--- BEGIN QUOTED TEXT ---

Re: introducing steps

Subject: Re: introducing steps
From: Becca <becca_price -at- yahoo -dot- com>
To: Michael West <mbwest -at- bigpond -dot- com>, "techwr-l -at- lists -dot- techwr-l -dot- com" <techwr-l -at- lists -dot- techwr-l -dot- com>
Date: Wed, 19 Oct 2011 08:52:36 -0700 (PDT)

This is actually the compromise my teacher and I have settled on: each procedure will be introduced with a level 4 header,which is basically body font + bold. (I like the touch of omitting the colon - thanks for that nicety) .  What this means is that some level 2 and level 3 headers will be followed by a level 4 header with no intervening text, which I have been told is a no-no, but visually it will work.  Each step is, in itself, a complete sentence.

I have no problem with starting procedures with an independent clause if I could figure out a way to do it without excess verbiage and that will sound good. I'm open to ideas!

-becca



----- Original Message -----
> From: Michael West <mbwest -at- bigpond -dot- com>
> To: techwr-l -at- lists -dot- techwr-l -dot- com
> Cc:
> Sent: Tuesday, October 18, 2011 6:31 PM
> Subject: Re: introducing steps
>
> In instructional writing, less is usually more. My preference is to use a
> heading, rather than body text, to introduce a list of instructions. This
> gives the instruction set greater visibility on the page for the
> skim-reader. I would even recommend using a consistent, distinct heading
> style rather than hierarchical headings for instruction sets, so that they
> can be more easily spotted by page flippers. (You don't think people
> actually READ your stuff, do you?)  Ensure that only instructions and their
> illustrative graphics appear under these headings; use "see"

--- END QUOTED TEXT ---

→ CHALLENGE:
Quote the email on introducing steps between "This is actually" and "a complete sentence.", inclusive.

--- BEGIN COLLECTED MATERIAL ---

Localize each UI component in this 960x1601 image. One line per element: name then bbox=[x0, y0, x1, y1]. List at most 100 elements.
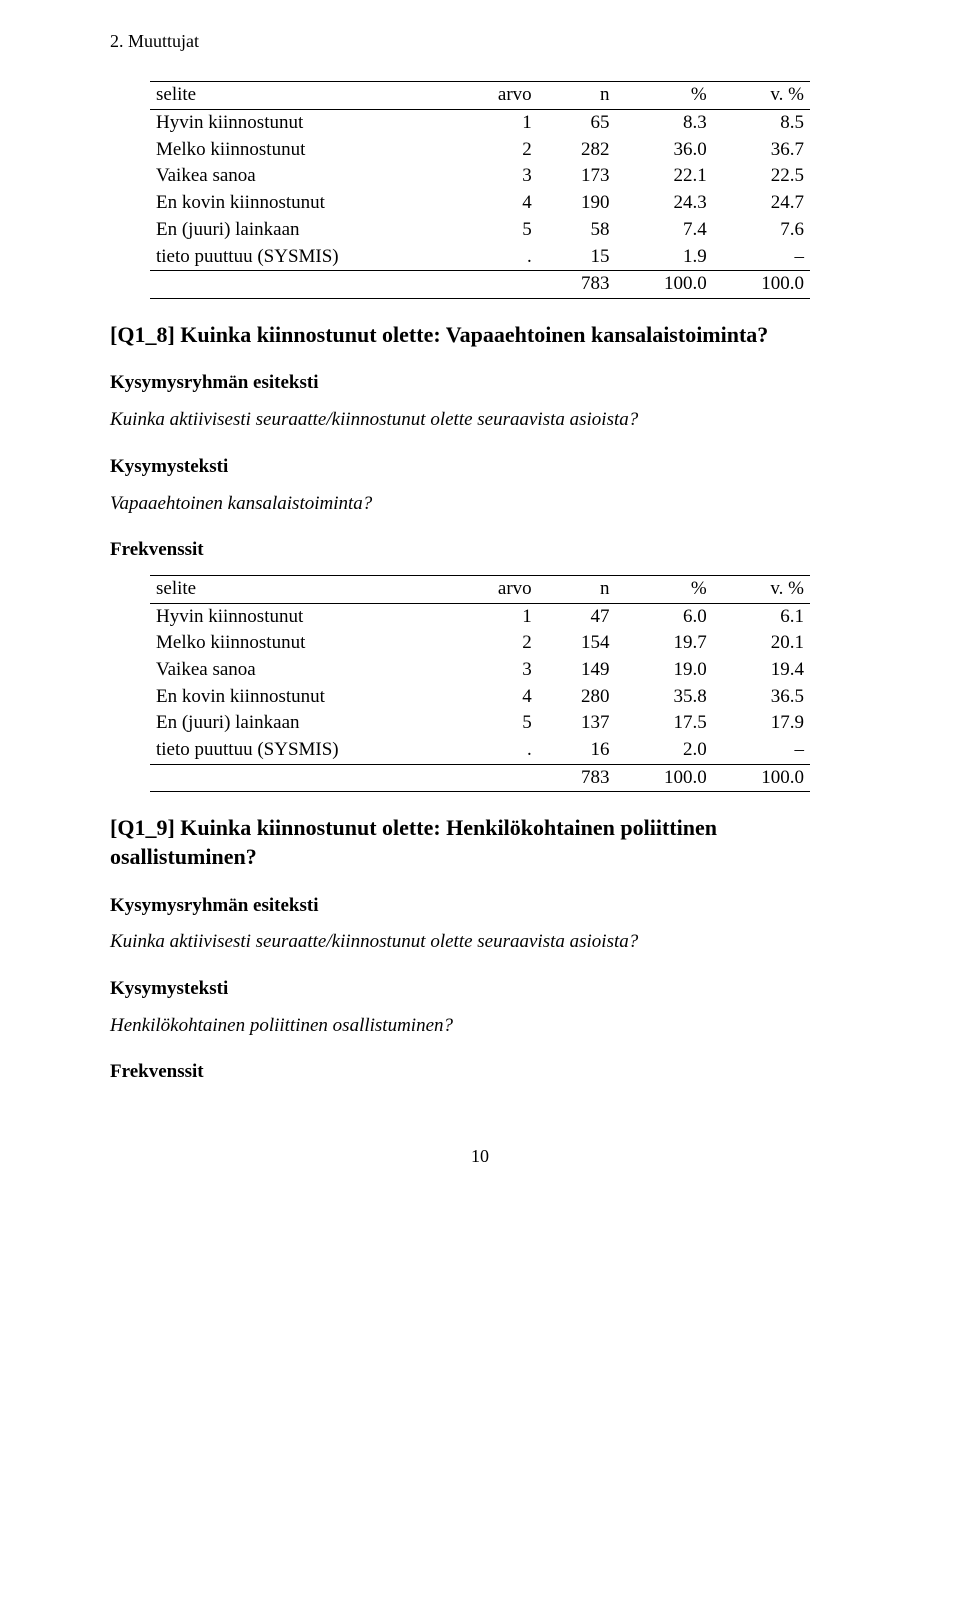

--- END COLLECTED MATERIAL ---

→ RESULT BELOW:
This is actually the compromise my teacher and I have settled on: each procedure will be introduced with a level 4 header,which is basically body font + bold. (I like the touch of omitting the colon - thanks for that nicety) .  What this means is that some level 2 and level 3 headers will be followed by a level 4 header with no intervening text, which I have been told is a no-no, but visually it will work.  Each step is, in itself, a complete sentence.